Collected data entries
▼

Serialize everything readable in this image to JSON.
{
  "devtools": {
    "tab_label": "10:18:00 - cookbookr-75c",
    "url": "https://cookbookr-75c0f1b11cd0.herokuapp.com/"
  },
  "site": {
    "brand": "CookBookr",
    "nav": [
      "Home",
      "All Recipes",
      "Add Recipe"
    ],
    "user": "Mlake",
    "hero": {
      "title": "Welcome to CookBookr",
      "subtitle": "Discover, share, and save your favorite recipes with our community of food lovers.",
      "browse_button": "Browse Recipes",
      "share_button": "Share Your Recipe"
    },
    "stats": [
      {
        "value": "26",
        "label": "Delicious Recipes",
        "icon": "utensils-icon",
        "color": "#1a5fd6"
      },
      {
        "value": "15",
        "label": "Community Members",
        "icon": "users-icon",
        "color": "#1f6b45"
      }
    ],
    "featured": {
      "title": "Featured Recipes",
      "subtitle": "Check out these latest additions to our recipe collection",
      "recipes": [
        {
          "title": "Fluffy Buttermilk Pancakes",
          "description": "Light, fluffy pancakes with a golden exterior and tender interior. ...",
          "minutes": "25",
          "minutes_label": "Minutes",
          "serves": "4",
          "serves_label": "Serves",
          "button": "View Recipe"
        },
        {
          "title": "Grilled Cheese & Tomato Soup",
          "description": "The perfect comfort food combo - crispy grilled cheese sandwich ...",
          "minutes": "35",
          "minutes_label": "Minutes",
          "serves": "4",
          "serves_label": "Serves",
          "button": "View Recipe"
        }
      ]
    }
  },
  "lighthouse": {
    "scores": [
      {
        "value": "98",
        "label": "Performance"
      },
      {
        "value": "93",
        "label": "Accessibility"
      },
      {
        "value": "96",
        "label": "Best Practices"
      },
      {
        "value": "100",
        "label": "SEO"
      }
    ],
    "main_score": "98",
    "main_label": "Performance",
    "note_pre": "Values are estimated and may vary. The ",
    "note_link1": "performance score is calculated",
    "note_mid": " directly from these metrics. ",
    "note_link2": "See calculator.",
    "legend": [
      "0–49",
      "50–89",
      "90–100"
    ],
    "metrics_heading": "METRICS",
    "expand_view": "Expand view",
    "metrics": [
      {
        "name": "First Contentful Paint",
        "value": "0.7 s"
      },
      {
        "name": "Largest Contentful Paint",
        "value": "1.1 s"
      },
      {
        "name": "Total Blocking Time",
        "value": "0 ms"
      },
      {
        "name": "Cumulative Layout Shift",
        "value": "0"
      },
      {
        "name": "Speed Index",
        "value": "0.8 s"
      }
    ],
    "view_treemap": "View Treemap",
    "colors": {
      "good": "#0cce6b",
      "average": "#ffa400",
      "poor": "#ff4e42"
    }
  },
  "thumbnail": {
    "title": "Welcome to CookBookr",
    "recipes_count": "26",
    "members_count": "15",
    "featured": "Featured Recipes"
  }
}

▲
▼

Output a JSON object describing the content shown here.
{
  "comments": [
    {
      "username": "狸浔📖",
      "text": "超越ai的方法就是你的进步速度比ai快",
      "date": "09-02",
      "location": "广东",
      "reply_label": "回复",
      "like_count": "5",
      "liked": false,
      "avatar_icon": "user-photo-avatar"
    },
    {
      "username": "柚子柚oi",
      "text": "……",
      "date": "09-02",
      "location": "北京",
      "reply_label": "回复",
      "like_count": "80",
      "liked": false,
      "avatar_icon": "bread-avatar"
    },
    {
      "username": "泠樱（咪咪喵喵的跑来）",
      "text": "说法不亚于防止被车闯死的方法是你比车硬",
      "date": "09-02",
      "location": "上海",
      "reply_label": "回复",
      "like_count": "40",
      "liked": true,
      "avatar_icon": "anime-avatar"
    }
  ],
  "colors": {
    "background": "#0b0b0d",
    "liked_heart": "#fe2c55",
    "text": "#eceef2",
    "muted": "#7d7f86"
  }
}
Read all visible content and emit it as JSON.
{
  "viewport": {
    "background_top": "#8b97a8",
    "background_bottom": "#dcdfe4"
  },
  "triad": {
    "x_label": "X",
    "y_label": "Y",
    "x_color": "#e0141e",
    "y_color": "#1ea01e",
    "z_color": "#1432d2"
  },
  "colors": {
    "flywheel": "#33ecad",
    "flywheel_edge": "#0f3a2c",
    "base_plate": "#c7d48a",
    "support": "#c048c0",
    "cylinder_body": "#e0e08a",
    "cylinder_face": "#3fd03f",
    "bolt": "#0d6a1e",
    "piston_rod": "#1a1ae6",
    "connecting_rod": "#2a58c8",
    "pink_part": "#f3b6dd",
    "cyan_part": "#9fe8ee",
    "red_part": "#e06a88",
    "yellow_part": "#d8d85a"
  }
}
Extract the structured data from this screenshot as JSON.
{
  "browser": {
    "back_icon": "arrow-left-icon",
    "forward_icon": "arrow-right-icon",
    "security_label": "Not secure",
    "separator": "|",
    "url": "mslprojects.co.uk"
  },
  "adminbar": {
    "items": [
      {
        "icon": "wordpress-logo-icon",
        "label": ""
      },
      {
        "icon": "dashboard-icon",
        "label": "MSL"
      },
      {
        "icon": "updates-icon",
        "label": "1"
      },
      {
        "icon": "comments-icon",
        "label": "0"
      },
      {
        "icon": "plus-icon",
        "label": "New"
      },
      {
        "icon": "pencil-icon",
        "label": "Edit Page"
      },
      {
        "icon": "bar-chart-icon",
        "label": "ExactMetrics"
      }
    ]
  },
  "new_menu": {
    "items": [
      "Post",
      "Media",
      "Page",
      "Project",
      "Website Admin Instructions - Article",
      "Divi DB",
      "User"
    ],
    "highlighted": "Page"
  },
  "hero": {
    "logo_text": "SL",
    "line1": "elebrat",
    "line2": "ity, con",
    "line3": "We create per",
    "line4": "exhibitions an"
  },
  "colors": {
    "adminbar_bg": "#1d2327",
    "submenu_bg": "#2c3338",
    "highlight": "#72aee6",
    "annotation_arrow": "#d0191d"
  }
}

▲

# TASK DETAILS
List every line above that contains the word "with".

# EXERCISE RESULT
      "subtitle": "Discover, share, and save your favorite recipes with our community of food lovers.",
          "description": "Light, fluffy pancakes with a golden exterior and tender interior. ...",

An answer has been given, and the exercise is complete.